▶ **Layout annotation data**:
*-*-*

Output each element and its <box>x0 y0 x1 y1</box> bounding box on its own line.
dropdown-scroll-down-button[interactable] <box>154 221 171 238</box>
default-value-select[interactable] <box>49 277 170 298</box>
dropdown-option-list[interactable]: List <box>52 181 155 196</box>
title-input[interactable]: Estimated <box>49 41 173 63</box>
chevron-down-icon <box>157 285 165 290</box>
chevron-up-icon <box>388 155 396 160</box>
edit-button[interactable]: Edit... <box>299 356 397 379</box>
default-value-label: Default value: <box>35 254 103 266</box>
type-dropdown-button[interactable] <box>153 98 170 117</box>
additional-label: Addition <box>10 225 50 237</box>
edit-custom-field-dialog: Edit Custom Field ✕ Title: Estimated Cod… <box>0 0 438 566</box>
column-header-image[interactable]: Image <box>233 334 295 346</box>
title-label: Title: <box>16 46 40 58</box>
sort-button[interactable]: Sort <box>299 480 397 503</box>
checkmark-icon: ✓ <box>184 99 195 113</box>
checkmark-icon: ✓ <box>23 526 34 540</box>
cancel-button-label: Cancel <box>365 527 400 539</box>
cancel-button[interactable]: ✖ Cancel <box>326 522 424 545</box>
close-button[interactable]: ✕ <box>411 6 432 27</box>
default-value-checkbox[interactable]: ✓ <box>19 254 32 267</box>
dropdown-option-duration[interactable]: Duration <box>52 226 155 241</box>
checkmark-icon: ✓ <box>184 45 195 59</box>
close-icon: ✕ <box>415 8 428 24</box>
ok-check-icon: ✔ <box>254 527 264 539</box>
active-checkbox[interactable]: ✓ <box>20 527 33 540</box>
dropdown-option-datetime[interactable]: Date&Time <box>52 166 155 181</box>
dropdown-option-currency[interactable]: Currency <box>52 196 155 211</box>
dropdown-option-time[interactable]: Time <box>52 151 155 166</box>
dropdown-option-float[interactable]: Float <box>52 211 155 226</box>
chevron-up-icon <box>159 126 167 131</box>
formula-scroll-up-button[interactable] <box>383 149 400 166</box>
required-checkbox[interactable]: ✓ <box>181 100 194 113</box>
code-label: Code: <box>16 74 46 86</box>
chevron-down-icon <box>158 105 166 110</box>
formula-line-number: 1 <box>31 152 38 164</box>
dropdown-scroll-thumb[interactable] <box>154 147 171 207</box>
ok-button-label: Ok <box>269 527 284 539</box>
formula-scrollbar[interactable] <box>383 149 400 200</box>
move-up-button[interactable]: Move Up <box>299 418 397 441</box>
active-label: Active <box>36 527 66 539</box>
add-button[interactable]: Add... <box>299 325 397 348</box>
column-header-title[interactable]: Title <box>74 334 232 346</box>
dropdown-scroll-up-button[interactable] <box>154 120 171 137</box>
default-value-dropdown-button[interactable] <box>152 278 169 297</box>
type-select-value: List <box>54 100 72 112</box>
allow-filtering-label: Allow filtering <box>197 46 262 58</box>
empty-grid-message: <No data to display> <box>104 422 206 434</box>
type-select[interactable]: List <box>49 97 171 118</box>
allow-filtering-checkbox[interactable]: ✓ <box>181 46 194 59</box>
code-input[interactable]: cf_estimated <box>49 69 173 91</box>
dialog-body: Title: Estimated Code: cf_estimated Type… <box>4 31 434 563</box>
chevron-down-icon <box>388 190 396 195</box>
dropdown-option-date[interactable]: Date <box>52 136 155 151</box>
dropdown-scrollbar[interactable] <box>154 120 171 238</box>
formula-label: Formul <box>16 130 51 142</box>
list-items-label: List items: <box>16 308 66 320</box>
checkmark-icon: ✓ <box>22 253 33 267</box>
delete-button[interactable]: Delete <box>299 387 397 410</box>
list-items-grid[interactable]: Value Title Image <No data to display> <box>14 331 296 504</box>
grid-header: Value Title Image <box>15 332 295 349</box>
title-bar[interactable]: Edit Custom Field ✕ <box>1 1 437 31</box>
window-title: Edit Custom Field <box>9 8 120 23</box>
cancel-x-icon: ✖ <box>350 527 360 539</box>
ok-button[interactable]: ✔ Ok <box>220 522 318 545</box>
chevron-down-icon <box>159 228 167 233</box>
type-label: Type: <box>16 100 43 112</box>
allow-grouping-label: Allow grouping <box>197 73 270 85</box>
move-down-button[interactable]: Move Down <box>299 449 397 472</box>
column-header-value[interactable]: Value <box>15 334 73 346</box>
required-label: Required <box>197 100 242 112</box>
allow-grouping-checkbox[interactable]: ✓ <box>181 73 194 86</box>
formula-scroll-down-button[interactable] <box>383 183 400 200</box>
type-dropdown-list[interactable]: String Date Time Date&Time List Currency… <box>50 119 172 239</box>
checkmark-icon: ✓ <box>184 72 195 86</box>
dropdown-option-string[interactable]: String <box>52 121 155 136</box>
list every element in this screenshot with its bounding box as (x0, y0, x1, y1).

*-*-*

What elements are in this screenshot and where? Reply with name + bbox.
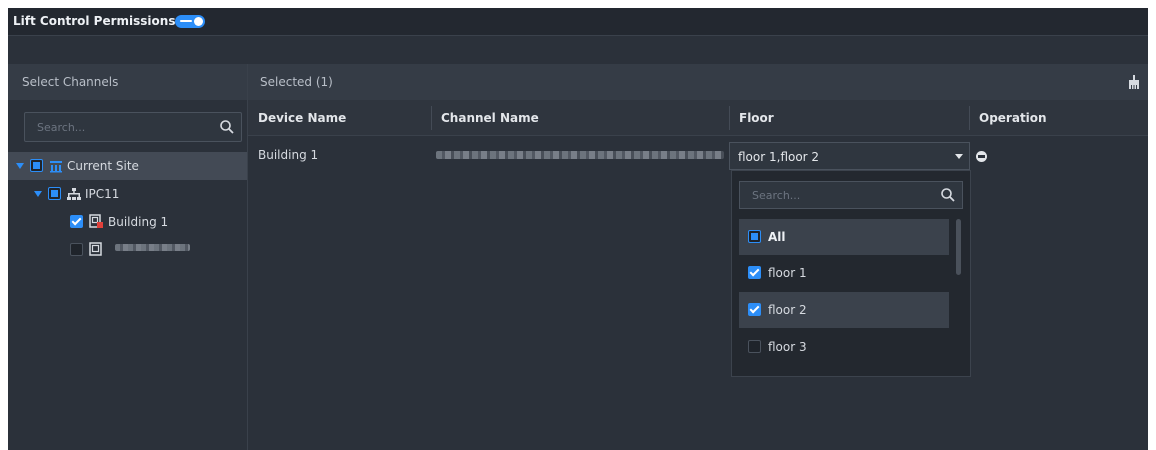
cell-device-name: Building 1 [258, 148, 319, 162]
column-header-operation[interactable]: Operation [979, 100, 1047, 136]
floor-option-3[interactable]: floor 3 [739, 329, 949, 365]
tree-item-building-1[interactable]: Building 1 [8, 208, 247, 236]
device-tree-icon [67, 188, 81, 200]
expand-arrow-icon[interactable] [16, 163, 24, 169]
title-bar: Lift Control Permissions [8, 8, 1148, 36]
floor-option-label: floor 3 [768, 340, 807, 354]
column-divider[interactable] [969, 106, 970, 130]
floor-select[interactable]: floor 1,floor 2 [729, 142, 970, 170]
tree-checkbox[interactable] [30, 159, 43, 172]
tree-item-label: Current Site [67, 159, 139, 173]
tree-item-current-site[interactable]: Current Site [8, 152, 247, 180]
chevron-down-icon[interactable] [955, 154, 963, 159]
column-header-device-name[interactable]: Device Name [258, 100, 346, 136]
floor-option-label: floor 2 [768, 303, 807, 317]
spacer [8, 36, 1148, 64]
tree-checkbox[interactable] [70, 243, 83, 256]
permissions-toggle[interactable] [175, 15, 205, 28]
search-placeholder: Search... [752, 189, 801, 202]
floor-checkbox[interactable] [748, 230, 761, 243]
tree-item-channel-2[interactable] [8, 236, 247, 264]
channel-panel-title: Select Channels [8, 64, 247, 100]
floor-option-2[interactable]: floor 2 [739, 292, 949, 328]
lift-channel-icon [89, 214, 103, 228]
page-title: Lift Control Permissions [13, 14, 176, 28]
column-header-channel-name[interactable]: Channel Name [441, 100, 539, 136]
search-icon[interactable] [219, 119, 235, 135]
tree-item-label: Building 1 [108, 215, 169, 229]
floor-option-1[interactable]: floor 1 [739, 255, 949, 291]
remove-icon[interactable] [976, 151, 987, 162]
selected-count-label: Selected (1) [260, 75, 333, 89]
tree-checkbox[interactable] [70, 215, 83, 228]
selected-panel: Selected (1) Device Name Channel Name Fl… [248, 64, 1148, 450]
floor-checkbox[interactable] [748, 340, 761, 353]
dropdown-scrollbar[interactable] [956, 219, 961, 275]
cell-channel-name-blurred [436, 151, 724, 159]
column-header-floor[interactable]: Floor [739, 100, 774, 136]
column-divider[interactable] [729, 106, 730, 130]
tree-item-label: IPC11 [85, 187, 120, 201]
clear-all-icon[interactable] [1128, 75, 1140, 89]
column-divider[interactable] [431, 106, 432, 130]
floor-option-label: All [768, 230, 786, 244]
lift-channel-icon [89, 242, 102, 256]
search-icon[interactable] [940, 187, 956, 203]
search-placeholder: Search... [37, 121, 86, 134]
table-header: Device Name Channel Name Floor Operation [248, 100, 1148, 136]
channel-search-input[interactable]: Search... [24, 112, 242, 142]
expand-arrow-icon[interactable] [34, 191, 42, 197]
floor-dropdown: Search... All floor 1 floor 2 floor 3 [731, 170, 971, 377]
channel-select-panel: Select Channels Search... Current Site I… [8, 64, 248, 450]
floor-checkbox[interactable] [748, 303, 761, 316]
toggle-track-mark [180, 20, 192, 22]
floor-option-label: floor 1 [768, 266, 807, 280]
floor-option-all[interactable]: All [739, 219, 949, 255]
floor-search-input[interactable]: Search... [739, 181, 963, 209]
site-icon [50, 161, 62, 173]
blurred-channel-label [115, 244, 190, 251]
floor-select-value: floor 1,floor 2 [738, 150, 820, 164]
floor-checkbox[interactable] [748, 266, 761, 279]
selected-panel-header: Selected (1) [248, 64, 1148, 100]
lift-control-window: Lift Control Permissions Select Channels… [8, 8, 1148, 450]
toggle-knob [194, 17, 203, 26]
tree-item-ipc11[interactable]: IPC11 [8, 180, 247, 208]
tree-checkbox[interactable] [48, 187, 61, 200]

*-*-*

▶ **PROBLEM DESCRIPTION**:
Report each line in the items above that contains the string "Currency", copying every such line in full. The match is case-sensitive.

▶ **TASK RESPONSE**:
dropdown-option-currency[interactable]: Currency <box>52 196 155 211</box>
type-dropdown-list[interactable]: String Date Time Date&Time List Currency… <box>50 119 172 239</box>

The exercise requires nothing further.